## Goal of the exercise
State how many lines contain "JSON", and write nothing except that count.

Data listing:
□ □ □ □ □

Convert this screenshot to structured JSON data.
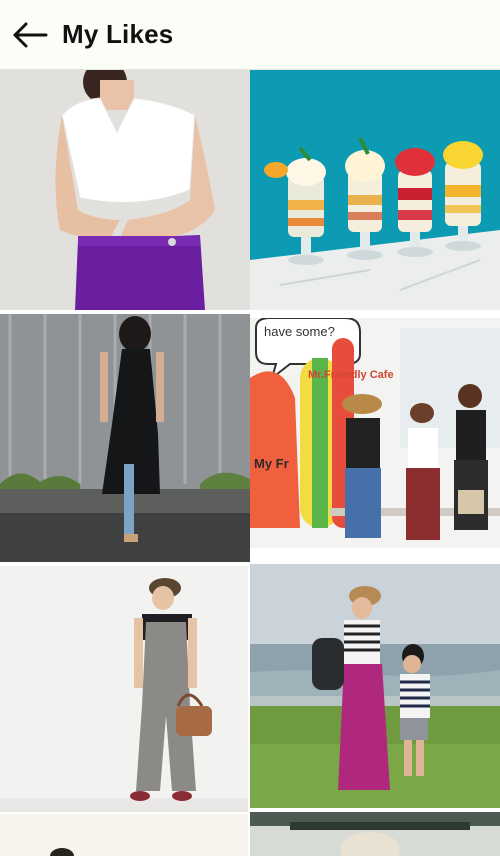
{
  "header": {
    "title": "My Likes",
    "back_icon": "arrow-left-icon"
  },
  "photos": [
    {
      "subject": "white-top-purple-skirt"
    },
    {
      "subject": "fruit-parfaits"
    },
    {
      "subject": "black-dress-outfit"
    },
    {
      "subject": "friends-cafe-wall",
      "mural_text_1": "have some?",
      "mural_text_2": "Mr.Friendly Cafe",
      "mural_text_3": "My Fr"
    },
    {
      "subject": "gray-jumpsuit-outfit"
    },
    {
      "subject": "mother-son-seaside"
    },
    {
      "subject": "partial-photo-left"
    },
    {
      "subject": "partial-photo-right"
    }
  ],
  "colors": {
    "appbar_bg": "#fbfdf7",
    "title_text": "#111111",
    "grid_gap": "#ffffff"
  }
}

□ □ □ □ □

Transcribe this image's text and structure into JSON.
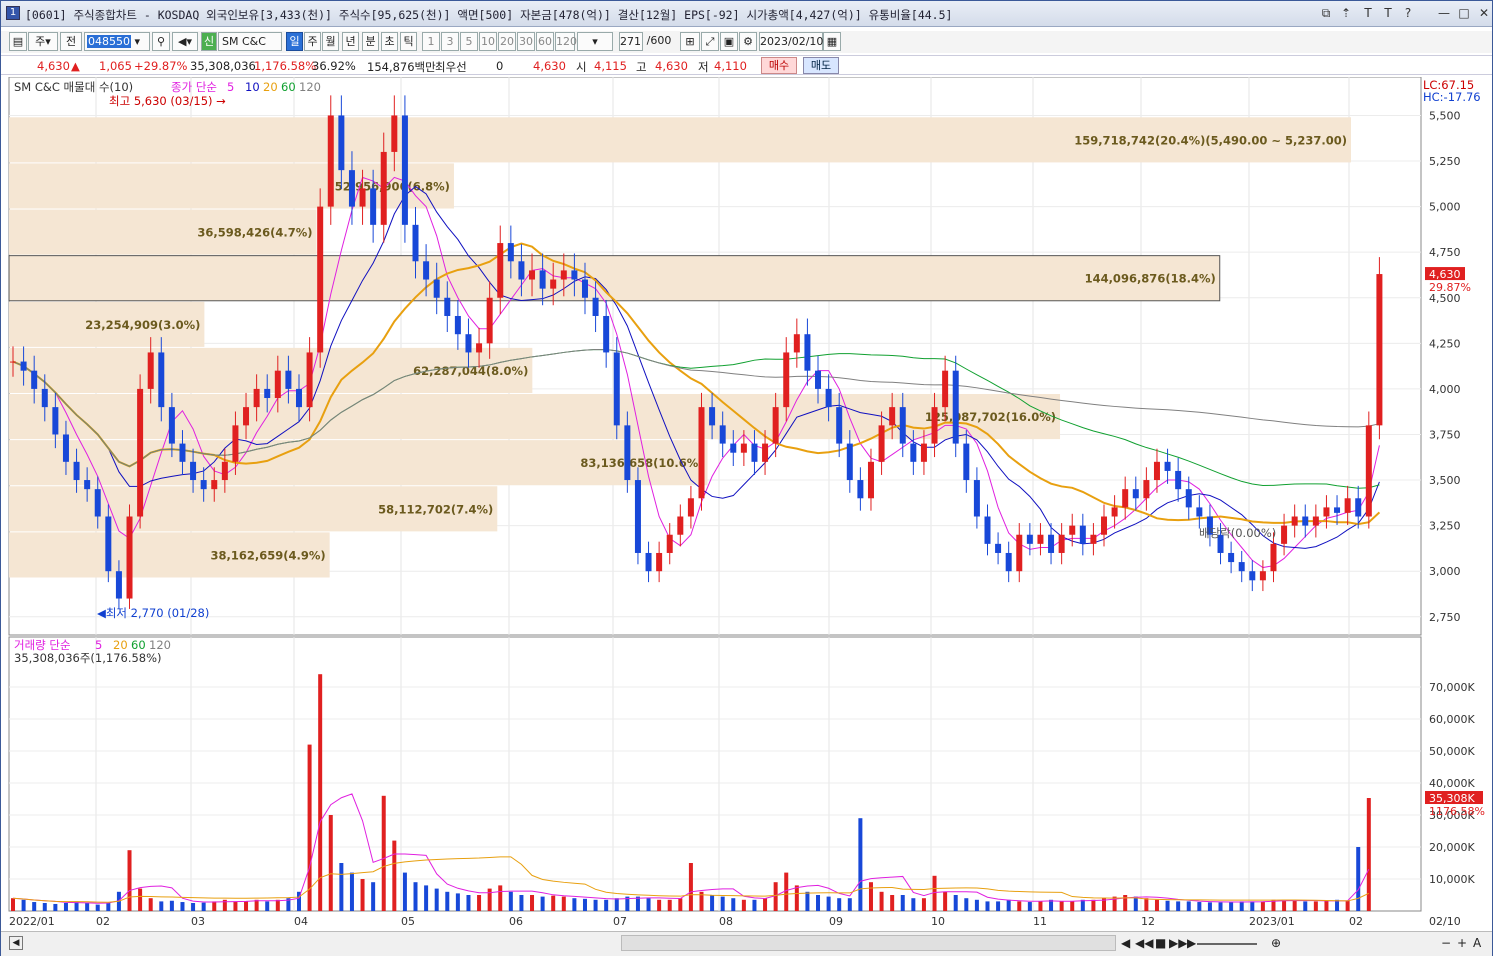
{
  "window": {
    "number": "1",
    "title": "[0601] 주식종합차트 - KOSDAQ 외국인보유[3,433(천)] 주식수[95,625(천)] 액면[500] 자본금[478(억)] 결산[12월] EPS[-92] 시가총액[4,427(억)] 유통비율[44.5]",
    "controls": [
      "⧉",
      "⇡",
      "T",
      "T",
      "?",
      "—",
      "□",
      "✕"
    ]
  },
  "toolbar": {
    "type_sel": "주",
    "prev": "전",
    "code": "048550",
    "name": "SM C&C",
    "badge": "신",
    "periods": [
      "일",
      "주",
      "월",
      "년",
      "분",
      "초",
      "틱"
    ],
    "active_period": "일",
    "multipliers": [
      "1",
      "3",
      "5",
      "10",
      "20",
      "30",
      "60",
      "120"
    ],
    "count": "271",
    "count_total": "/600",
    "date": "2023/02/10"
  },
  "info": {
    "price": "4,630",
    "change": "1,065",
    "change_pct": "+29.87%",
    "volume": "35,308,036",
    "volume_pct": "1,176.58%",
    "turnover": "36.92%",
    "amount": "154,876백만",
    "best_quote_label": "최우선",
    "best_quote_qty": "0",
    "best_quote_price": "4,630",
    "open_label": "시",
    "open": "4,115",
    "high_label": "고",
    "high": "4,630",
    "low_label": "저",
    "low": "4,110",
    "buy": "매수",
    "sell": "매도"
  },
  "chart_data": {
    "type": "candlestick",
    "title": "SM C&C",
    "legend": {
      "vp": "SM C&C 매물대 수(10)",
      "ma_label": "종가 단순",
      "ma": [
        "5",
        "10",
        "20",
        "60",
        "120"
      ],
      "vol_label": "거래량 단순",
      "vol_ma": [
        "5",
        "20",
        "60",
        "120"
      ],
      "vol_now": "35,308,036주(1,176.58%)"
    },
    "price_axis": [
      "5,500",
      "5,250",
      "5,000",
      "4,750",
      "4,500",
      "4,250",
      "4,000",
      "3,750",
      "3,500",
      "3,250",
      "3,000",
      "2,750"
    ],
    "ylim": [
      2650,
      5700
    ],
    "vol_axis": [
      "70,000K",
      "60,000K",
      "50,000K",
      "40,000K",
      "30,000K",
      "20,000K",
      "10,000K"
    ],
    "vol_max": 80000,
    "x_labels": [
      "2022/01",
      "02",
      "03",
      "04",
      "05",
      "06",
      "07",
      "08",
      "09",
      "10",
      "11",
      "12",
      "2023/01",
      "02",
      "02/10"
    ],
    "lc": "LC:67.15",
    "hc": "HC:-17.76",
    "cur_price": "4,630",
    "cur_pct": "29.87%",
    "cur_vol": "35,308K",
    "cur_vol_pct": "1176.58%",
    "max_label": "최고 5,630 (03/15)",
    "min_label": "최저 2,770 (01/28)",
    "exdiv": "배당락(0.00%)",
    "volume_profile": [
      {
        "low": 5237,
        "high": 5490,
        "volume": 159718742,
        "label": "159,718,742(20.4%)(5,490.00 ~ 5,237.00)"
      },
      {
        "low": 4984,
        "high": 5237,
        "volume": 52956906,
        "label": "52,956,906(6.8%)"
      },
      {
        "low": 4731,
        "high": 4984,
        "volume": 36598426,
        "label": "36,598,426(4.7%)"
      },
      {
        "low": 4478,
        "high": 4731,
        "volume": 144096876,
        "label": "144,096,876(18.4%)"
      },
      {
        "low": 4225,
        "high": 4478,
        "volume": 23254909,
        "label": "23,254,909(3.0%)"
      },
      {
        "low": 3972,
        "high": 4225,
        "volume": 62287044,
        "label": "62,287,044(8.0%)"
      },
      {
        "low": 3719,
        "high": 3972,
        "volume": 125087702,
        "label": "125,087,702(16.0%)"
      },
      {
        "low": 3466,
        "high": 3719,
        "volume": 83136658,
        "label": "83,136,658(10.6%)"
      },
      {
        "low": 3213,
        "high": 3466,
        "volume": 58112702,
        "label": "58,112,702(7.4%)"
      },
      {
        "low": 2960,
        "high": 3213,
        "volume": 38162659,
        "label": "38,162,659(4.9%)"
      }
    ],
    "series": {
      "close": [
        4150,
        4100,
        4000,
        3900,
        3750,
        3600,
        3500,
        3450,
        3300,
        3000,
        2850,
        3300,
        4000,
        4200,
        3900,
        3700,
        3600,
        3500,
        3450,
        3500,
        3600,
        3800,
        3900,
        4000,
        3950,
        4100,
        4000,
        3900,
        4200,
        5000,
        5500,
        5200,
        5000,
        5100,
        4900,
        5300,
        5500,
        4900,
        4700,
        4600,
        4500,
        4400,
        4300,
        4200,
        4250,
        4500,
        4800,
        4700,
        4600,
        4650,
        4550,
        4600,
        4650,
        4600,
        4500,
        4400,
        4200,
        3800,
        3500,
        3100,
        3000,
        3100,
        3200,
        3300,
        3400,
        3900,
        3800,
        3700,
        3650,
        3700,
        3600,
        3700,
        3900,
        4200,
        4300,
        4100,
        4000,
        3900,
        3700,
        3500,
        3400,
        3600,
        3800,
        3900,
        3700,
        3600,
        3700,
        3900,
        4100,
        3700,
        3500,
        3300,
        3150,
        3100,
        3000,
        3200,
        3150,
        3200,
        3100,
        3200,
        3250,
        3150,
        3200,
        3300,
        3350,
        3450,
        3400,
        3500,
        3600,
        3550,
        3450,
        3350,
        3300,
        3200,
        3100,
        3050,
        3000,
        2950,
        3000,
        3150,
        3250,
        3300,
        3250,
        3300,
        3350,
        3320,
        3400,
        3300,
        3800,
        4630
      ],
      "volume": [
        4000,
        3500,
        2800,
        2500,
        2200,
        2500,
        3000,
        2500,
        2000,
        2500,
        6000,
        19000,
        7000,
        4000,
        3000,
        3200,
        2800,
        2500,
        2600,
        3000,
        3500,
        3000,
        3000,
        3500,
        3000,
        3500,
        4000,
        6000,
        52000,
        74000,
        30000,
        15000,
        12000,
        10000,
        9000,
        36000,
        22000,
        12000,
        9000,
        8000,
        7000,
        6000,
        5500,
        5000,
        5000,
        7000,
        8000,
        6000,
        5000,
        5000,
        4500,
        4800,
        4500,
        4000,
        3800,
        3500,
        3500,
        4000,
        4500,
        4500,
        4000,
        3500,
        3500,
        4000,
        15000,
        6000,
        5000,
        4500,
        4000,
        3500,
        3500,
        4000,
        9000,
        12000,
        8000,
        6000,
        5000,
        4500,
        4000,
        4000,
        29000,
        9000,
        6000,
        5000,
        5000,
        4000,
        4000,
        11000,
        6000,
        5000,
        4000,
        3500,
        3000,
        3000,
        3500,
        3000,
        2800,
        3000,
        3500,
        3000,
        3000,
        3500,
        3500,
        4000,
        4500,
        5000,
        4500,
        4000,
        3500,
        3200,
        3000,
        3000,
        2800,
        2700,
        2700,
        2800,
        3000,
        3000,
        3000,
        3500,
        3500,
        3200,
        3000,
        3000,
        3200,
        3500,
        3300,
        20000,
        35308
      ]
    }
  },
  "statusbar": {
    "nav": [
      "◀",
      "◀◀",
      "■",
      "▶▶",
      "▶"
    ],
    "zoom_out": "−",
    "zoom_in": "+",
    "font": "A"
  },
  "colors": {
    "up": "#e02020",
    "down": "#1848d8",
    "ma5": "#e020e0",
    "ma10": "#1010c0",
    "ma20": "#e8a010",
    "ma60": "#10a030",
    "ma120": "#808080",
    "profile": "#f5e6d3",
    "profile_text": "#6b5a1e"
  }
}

□ □ □ □ □

## Solution
2